* _Provided data_
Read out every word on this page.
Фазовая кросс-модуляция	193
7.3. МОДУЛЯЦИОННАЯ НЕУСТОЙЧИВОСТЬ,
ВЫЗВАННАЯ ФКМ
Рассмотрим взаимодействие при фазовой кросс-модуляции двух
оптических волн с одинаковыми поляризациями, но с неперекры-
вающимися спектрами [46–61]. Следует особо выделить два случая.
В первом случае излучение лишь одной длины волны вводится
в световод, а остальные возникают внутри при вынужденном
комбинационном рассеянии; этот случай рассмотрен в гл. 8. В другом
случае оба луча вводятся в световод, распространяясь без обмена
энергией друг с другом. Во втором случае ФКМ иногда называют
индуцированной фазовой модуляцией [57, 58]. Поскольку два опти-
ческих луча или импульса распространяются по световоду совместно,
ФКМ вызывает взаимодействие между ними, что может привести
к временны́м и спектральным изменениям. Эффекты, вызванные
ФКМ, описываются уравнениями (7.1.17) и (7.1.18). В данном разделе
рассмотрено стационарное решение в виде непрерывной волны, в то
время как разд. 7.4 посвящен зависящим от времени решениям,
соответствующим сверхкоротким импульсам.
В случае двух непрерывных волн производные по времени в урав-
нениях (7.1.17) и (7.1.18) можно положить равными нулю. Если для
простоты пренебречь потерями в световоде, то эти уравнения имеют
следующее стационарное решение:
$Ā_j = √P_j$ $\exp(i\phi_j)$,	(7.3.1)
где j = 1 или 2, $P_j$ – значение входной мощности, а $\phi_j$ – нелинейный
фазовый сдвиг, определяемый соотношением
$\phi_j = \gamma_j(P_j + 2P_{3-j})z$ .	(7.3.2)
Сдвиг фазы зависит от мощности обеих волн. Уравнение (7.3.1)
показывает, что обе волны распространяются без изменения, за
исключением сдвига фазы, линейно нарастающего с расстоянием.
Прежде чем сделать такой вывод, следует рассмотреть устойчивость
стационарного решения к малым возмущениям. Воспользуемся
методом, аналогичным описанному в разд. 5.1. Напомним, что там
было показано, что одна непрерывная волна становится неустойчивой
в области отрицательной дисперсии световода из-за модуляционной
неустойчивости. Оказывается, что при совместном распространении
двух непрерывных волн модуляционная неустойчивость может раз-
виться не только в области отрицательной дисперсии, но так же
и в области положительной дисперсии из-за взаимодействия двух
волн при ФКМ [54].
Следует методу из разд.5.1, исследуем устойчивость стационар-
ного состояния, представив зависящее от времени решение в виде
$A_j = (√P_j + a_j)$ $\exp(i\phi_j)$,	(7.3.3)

* _To be done_
State the count of lines holding the string "области" in the listing above, and nothing else.

* _Exercise output_
3